- Task prompt: Below are the records; collect from them each line containing the string "人民币账户".
## START Listed records
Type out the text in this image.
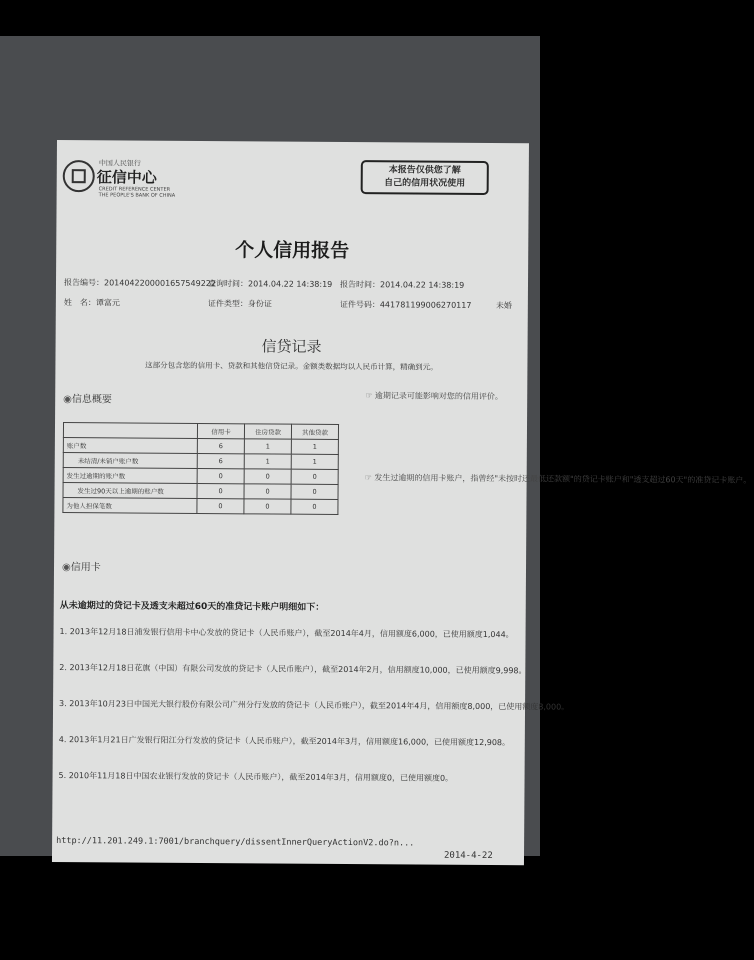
中国人民银行
征信中心
CREDIT REFERENCE CENTER
THE PEOPLE'S BANK OF CHINA
本报告仅供您了解
自己的信用状况使用
个人信用报告
报告编号：2014042200001657549222
查询时间：2014.04.22 14:38:19 报告时间：2014.04.22 14:38:19
姓　名： 谭富元	证件类型：身份证	证件号码：441781199006270117	未婚
信贷记录
这部分包含您的信用卡、贷款和其他信贷记录。金额类数据均以人民币计算，精确到元。
◉ 信息概要
	信用卡	住房贷款	其他贷款
账户数	6	1	1
未结清/未销户账户数	6	1	1
发生过逾期的账户数	0	0	0
发生过90天以上逾期的账户数	0	0	0
为他人担保笔数	0	0	0
☞ 逾期记录可能影响对您的信用评价。
☞ 发生过逾期的信用卡账户，指曾经"未按时还最低还款额"的贷记卡账户和"透支超过60天"的准贷记卡账户。
◉ 信用卡
从未逾期过的贷记卡及透支未超过60天的准贷记卡账户明细如下：
1. 2013年12月18日浦发银行信用卡中心发放的贷记卡（人民币账户），截至2014年4月，信用额度6,000，已使用额度1,044。
2. 2013年12月18日花旗（中国）有限公司发放的贷记卡（人民币账户），截至2014年2月，信用额度10,000，已使用额度9,998。
3. 2013年10月23日中国光大银行股份有限公司广州分行发放的贷记卡（人民币账户），截至2014年4月，信用额度8,000，已使用额度8,000。
4. 2013年1月21日广发银行阳江分行发放的贷记卡（人民币账户），截至2014年3月，信用额度16,000，已使用额度12,908。
5. 2010年11月18日中国农业银行发放的贷记卡（人民币账户），截至2014年3月，信用额度0，已使用额度0。
http://11.201.249.1:7001/branchquery/dissentInnerQueryActionV2.do?n...
2014-4-22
## END Listed records
- Answer to the problem:
1. 2013年12月18日浦发银行信用卡中心发放的贷记卡（人民币账户），截至2014年4月，信用额度6,000，已使用额度1,044。
2. 2013年12月18日花旗（中国）有限公司发放的贷记卡（人民币账户），截至2014年2月，信用额度10,000，已使用额度9,998。
3. 2013年10月23日中国光大银行股份有限公司广州分行发放的贷记卡（人民币账户），截至2014年4月，信用额度8,000，已使用额度8,000。
4. 2013年1月21日广发银行阳江分行发放的贷记卡（人民币账户），截至2014年3月，信用额度16,000，已使用额度12,908。
5. 2010年11月18日中国农业银行发放的贷记卡（人民币账户），截至2014年3月，信用额度0，已使用额度0。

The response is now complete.